*What is asked:*
Retype all the records with nothing changed.

#####

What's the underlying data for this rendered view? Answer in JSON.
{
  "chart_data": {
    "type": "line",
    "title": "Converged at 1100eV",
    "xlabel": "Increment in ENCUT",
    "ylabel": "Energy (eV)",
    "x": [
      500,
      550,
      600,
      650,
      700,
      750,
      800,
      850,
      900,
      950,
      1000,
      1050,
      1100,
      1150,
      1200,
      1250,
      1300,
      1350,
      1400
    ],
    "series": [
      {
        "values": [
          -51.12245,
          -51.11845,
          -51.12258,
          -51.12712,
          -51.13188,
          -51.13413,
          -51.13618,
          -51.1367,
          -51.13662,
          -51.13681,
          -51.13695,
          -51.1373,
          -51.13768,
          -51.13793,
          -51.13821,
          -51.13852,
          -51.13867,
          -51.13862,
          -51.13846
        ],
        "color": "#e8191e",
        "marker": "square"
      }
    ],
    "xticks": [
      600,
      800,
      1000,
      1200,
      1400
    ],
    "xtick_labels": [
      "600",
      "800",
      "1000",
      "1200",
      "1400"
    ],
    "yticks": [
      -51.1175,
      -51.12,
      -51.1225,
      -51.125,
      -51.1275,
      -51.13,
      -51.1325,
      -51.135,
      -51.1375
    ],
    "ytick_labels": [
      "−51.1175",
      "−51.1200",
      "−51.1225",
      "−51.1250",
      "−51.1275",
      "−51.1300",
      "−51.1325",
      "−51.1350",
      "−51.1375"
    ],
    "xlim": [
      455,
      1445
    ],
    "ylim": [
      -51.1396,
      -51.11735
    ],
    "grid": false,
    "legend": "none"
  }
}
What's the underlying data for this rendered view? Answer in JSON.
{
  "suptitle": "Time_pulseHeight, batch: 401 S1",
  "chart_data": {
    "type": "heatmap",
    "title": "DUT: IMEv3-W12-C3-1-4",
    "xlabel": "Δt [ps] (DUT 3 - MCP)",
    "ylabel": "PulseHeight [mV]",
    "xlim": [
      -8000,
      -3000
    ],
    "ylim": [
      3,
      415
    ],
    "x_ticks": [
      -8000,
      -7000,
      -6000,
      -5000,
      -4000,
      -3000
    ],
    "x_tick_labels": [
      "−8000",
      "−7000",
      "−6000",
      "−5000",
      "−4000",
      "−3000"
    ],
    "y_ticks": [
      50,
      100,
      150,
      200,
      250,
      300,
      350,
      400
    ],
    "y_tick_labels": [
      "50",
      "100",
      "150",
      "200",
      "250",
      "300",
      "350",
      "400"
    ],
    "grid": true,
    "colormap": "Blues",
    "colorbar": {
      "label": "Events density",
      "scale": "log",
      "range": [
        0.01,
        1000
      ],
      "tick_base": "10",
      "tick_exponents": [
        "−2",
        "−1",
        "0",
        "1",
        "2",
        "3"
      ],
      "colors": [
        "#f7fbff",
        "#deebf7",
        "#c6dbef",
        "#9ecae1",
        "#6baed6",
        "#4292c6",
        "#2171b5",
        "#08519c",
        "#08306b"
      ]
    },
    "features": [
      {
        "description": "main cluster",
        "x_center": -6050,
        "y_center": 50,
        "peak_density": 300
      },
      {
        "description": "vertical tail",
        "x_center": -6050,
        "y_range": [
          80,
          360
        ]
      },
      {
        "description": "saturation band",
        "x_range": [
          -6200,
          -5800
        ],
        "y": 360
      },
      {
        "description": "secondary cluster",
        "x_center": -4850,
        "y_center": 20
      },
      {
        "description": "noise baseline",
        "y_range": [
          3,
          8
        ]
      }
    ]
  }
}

#####

*Answer for this exercise:*
What's the underlying data for this rendered view? Answer in JSON.
{
  "chart_data": {
    "type": "line",
    "title": "Converged at 1100eV",
    "xlabel": "Increment in ENCUT",
    "ylabel": "Energy (eV)",
    "x": [
      500,
      550,
      600,
      650,
      700,
      750,
      800,
      850,
      900,
      950,
      1000,
      1050,
      1100,
      1150,
      1200,
      1250,
      1300,
      1350,
      1400
    ],
    "series": [
      {
        "values": [
          -51.12245,
          -51.11845,
          -51.12258,
          -51.12712,
          -51.13188,
          -51.13413,
          -51.13618,
          -51.1367,
          -51.13662,
          -51.13681,
          -51.13695,
          -51.1373,
          -51.13768,
          -51.13793,
          -51.13821,
          -51.13852,
          -51.13867,
          -51.13862,
          -51.13846
        ],
        "color": "#e8191e",
        "marker": "square"
      }
    ],
    "xticks": [
      600,
      800,
      1000,
      1200,
      1400
    ],
    "xtick_labels": [
      "600",
      "800",
      "1000",
      "1200",
      "1400"
    ],
    "yticks": [
      -51.1175,
      -51.12,
      -51.1225,
      -51.125,
      -51.1275,
      -51.13,
      -51.1325,
      -51.135,
      -51.1375
    ],
    "ytick_labels": [
      "−51.1175",
      "−51.1200",
      "−51.1225",
      "−51.1250",
      "−51.1275",
      "−51.1300",
      "−51.1325",
      "−51.1350",
      "−51.1375"
    ],
    "xlim": [
      455,
      1445
    ],
    "ylim": [
      -51.1396,
      -51.11735
    ],
    "grid": false,
    "legend": "none"
  }
}
What's the underlying data for this rendered view? Answer in JSON.
{
  "suptitle": "Time_pulseHeight, batch: 401 S1",
  "chart_data": {
    "type": "heatmap",
    "title": "DUT: IMEv3-W12-C3-1-4",
    "xlabel": "Δt [ps] (DUT 3 - MCP)",
    "ylabel": "PulseHeight [mV]",
    "xlim": [
      -8000,
      -3000
    ],
    "ylim": [
      3,
      415
    ],
    "x_ticks": [
      -8000,
      -7000,
      -6000,
      -5000,
      -4000,
      -3000
    ],
    "x_tick_labels": [
      "−8000",
      "−7000",
      "−6000",
      "−5000",
      "−4000",
      "−3000"
    ],
    "y_ticks": [
      50,
      100,
      150,
      200,
      250,
      300,
      350,
      400
    ],
    "y_tick_labels": [
      "50",
      "100",
      "150",
      "200",
      "250",
      "300",
      "350",
      "400"
    ],
    "grid": true,
    "colormap": "Blues",
    "colorbar": {
      "label": "Events density",
      "scale": "log",
      "range": [
        0.01,
        1000
      ],
      "tick_base": "10",
      "tick_exponents": [
        "−2",
        "−1",
        "0",
        "1",
        "2",
        "3"
      ],
      "colors": [
        "#f7fbff",
        "#deebf7",
        "#c6dbef",
        "#9ecae1",
        "#6baed6",
        "#4292c6",
        "#2171b5",
        "#08519c",
        "#08306b"
      ]
    },
    "features": [
      {
        "description": "main cluster",
        "x_center": -6050,
        "y_center": 50,
        "peak_density": 300
      },
      {
        "description": "vertical tail",
        "x_center": -6050,
        "y_range": [
          80,
          360
        ]
      },
      {
        "description": "saturation band",
        "x_range": [
          -6200,
          -5800
        ],
        "y": 360
      },
      {
        "description": "secondary cluster",
        "x_center": -4850,
        "y_center": 20
      },
      {
        "description": "noise baseline",
        "y_range": [
          3,
          8
        ]
      }
    ]
  }
}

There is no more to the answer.